Benenne in den Datensätzen, beginnend mit der Zeile mit „Output each element“ und endend mit der Zeile mit „total-price: 19.980 kr.“, „currency-label“ in „waehrung-label“ um. Gib nur diese Zeilen wieder, sonst unverändert.

------------------------

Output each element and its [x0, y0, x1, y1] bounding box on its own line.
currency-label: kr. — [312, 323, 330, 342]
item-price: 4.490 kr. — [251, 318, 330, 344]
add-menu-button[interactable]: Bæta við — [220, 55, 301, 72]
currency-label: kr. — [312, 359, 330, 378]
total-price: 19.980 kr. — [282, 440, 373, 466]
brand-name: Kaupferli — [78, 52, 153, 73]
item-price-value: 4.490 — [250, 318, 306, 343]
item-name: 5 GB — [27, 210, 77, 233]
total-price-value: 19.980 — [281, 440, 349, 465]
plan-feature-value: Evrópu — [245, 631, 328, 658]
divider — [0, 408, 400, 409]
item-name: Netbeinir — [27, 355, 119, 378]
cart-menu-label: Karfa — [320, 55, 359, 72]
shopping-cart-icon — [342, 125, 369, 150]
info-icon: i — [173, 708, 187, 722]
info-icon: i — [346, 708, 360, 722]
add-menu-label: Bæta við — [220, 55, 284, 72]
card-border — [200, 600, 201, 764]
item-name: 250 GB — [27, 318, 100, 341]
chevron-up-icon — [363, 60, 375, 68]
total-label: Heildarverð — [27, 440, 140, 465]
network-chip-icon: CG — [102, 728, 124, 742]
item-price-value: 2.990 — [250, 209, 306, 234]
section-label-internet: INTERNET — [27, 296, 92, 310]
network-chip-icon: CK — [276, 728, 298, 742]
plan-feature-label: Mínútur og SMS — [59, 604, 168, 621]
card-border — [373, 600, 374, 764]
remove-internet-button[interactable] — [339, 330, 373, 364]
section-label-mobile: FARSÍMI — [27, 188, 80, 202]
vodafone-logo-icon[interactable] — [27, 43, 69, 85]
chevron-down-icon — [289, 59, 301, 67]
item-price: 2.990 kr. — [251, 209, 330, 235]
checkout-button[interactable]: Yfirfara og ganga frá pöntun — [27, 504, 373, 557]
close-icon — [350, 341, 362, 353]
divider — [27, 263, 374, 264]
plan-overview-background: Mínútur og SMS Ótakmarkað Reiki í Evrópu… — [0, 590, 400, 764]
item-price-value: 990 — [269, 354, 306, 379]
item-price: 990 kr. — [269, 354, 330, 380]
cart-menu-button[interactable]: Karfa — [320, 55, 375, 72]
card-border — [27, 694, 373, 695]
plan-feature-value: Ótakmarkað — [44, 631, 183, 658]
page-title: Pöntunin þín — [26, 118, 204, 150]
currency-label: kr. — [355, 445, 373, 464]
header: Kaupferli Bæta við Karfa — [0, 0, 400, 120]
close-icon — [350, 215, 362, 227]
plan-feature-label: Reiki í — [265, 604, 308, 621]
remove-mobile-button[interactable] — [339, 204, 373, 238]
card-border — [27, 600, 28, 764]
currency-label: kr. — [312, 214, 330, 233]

------------------------

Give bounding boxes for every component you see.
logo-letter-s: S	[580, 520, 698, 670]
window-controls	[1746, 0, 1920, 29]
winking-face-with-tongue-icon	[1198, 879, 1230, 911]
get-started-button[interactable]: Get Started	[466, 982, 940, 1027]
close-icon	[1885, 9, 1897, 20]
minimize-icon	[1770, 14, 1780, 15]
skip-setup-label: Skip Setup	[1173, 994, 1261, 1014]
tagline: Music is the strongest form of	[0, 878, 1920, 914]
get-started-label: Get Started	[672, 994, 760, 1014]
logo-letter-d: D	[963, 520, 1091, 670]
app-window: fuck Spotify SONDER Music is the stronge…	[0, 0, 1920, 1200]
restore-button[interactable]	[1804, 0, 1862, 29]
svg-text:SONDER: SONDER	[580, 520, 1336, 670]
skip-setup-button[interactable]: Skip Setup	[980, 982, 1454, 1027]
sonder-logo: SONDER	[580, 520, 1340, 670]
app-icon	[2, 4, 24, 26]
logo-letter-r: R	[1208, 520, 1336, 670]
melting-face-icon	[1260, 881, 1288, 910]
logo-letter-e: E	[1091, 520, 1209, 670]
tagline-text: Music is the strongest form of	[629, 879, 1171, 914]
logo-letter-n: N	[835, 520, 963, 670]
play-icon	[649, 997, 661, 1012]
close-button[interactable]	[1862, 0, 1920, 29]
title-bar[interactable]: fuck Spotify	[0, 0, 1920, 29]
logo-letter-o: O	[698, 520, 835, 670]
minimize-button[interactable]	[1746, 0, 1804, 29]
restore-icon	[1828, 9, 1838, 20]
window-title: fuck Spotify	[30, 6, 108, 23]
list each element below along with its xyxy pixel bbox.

------------------------

* **SCHRIFTLICHE ANTWORT**
Output each element and its [x0, y0, x1, y1] bounding box on its own line.
waehrung-label: kr. — [312, 323, 330, 342]
item-price: 4.490 kr. — [251, 318, 330, 344]
add-menu-button[interactable]: Bæta við — [220, 55, 301, 72]
waehrung-label: kr. — [312, 359, 330, 378]
total-price: 19.980 kr. — [282, 440, 373, 466]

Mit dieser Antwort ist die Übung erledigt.